[GIVEN REQUEST] Copy the data exactly; pictures stay out of the copy.
** START OF STORED DATA **
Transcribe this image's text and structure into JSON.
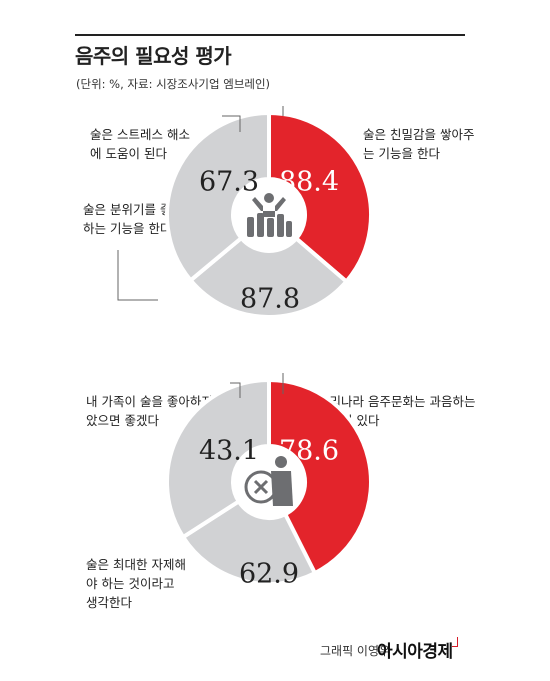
{
  "header": {
    "title": "음주의 필요성 평가",
    "source": "(단위: %, 자료: 시장조사기업 엠브레인)"
  },
  "colors": {
    "accent": "#e3242b",
    "neutral": "#d1d2d4",
    "line": "#666666"
  },
  "chart_data": [
    {
      "type": "donut",
      "values": [
        88.4,
        67.3,
        87.8
      ],
      "labels": [
        "88.4",
        "67.3",
        "87.8"
      ],
      "callouts": [
        "술은 친밀감을 쌓아주는 기능을 한다",
        "술은 스트레스 해소에 도움이 된다",
        "술은 분위기를 좋게 하는 기능을 한다"
      ],
      "highlight_index": 0,
      "icon": "people-drinks-icon"
    },
    {
      "type": "donut",
      "values": [
        78.6,
        43.1,
        62.9
      ],
      "labels": [
        "78.6",
        "43.1",
        "62.9"
      ],
      "callouts": [
        "우리나라 음주문화는 과음하는 경향이 있다",
        "내 가족이 술을 좋아하지 않았으면 좋겠다",
        "술은 최대한 자제해야 하는 것이라고 생각한다"
      ],
      "highlight_index": 0,
      "icon": "no-drinking-person-icon"
    }
  ],
  "footer": {
    "credit": "그래픽 이영우",
    "brand": "아시아경제"
  }
}
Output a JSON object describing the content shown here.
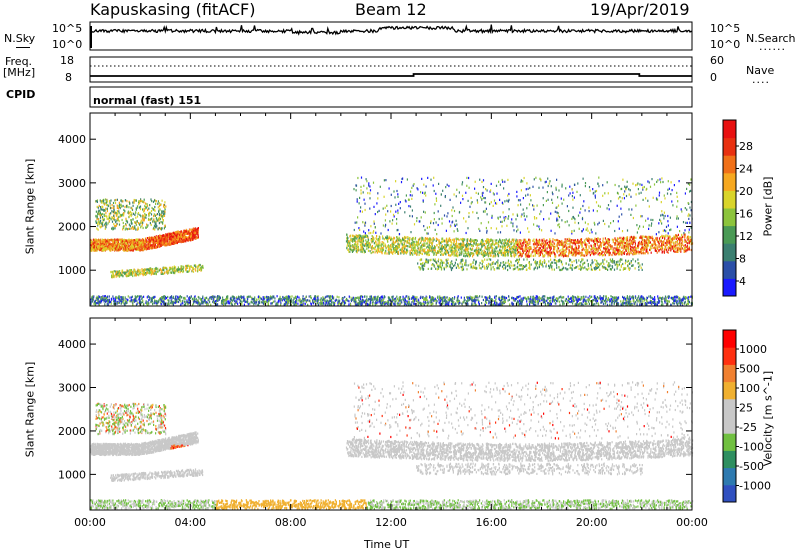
{
  "header": {
    "station": "Kapuskasing (fitACF)",
    "beam": "Beam 12",
    "date": "19/Apr/2019"
  },
  "nsky": {
    "label": "N.Sky",
    "left_ticks": [
      "10^5",
      "10^0"
    ],
    "right_ticks": [
      "10^5",
      "10^0"
    ],
    "right_label": "N.Search"
  },
  "freq": {
    "label_line1": "Freq.",
    "label_line2": "[MHz]",
    "left_ticks": [
      "18",
      "8"
    ],
    "right_ticks": [
      "60",
      "0"
    ],
    "right_label": "Nave",
    "cpid_label": "CPID",
    "mode": "normal (fast) 151"
  },
  "colors": {
    "power_scale": [
      "#1a1aff",
      "#2b4fa8",
      "#3b7f70",
      "#4a9a55",
      "#8cc43c",
      "#d9d42a",
      "#f6a820",
      "#f07018",
      "#e83010",
      "#e81010"
    ],
    "velocity_scale": [
      "#3050c0",
      "#2e7ab0",
      "#2e8f60",
      "#70c040",
      "#c8c8c8",
      "#c8c8c8",
      "#f0b030",
      "#f08030",
      "#ff3010",
      "#ff0000"
    ]
  },
  "chart_data": [
    {
      "type": "heatmap",
      "panel": "power",
      "ylabel": "Slant Range [km]",
      "yticks": [
        "4000",
        "3000",
        "2000",
        "1000"
      ],
      "ylim": [
        180,
        4600
      ],
      "colorbar_label": "Power [dB]",
      "colorbar_ticks": [
        "28",
        "24",
        "20",
        "16",
        "12",
        "8",
        "4"
      ],
      "colorbar_range": [
        0,
        30
      ]
    },
    {
      "type": "heatmap",
      "panel": "velocity",
      "ylabel": "Slant Range [km]",
      "yticks": [
        "4000",
        "3000",
        "2000",
        "1000"
      ],
      "ylim": [
        180,
        4600
      ],
      "colorbar_label": "Velocity [m s^-1]",
      "colorbar_ticks": [
        "1000",
        "500",
        "100",
        "25",
        "-25",
        "-100",
        "-500",
        "-1000"
      ]
    }
  ],
  "xaxis": {
    "label": "Time UT",
    "ticks": [
      "00:00",
      "04:00",
      "08:00",
      "12:00",
      "16:00",
      "20:00",
      "00:00"
    ],
    "xlim": [
      0,
      24
    ]
  }
}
** END OF STORED DATA **
[SOLUTION TO THIS PROBLEM]
Transcribe this image's text and structure into JSON.
{
  "header": {
    "title": "음주의 필요성 평가",
    "source": "(단위: %, 자료: 시장조사기업 엠브레인)"
  },
  "colors": {
    "accent": "#e3242b",
    "neutral": "#d1d2d4",
    "line": "#666666"
  },
  "chart_data": [
    {
      "type": "donut",
      "values": [
        88.4,
        67.3,
        87.8
      ],
      "labels": [
        "88.4",
        "67.3",
        "87.8"
      ],
      "callouts": [
        "술은 친밀감을 쌓아주는 기능을 한다",
        "술은 스트레스 해소에 도움이 된다",
        "술은 분위기를 좋게 하는 기능을 한다"
      ],
      "highlight_index": 0,
      "icon": "people-drinks-icon"
    },
    {
      "type": "donut",
      "values": [
        78.6,
        43.1,
        62.9
      ],
      "labels": [
        "78.6",
        "43.1",
        "62.9"
      ],
      "callouts": [
        "우리나라 음주문화는 과음하는 경향이 있다",
        "내 가족이 술을 좋아하지 않았으면 좋겠다",
        "술은 최대한 자제해야 하는 것이라고 생각한다"
      ],
      "highlight_index": 0,
      "icon": "no-drinking-person-icon"
    }
  ],
  "footer": {
    "credit": "그래픽 이영우",
    "brand": "아시아경제"
  }
}
Output a JSON object describing the content shown here.
{
  "header": {
    "station": "Kapuskasing (fitACF)",
    "beam": "Beam 12",
    "date": "19/Apr/2019"
  },
  "nsky": {
    "label": "N.Sky",
    "left_ticks": [
      "10^5",
      "10^0"
    ],
    "right_ticks": [
      "10^5",
      "10^0"
    ],
    "right_label": "N.Search"
  },
  "freq": {
    "label_line1": "Freq.",
    "label_line2": "[MHz]",
    "left_ticks": [
      "18",
      "8"
    ],
    "right_ticks": [
      "60",
      "0"
    ],
    "right_label": "Nave",
    "cpid_label": "CPID",
    "mode": "normal (fast) 151"
  },
  "colors": {
    "power_scale": [
      "#1a1aff",
      "#2b4fa8",
      "#3b7f70",
      "#4a9a55",
      "#8cc43c",
      "#d9d42a",
      "#f6a820",
      "#f07018",
      "#e83010",
      "#e81010"
    ],
    "velocity_scale": [
      "#3050c0",
      "#2e7ab0",
      "#2e8f60",
      "#70c040",
      "#c8c8c8",
      "#c8c8c8",
      "#f0b030",
      "#f08030",
      "#ff3010",
      "#ff0000"
    ]
  },
  "chart_data": [
    {
      "type": "heatmap",
      "panel": "power",
      "ylabel": "Slant Range [km]",
      "yticks": [
        "4000",
        "3000",
        "2000",
        "1000"
      ],
      "ylim": [
        180,
        4600
      ],
      "colorbar_label": "Power [dB]",
      "colorbar_ticks": [
        "28",
        "24",
        "20",
        "16",
        "12",
        "8",
        "4"
      ],
      "colorbar_range": [
        0,
        30
      ]
    },
    {
      "type": "heatmap",
      "panel": "velocity",
      "ylabel": "Slant Range [km]",
      "yticks": [
        "4000",
        "3000",
        "2000",
        "1000"
      ],
      "ylim": [
        180,
        4600
      ],
      "colorbar_label": "Velocity [m s^-1]",
      "colorbar_ticks": [
        "1000",
        "500",
        "100",
        "25",
        "-25",
        "-100",
        "-500",
        "-1000"
      ]
    }
  ],
  "xaxis": {
    "label": "Time UT",
    "ticks": [
      "00:00",
      "04:00",
      "08:00",
      "12:00",
      "16:00",
      "20:00",
      "00:00"
    ],
    "xlim": [
      0,
      24
    ]
  }
}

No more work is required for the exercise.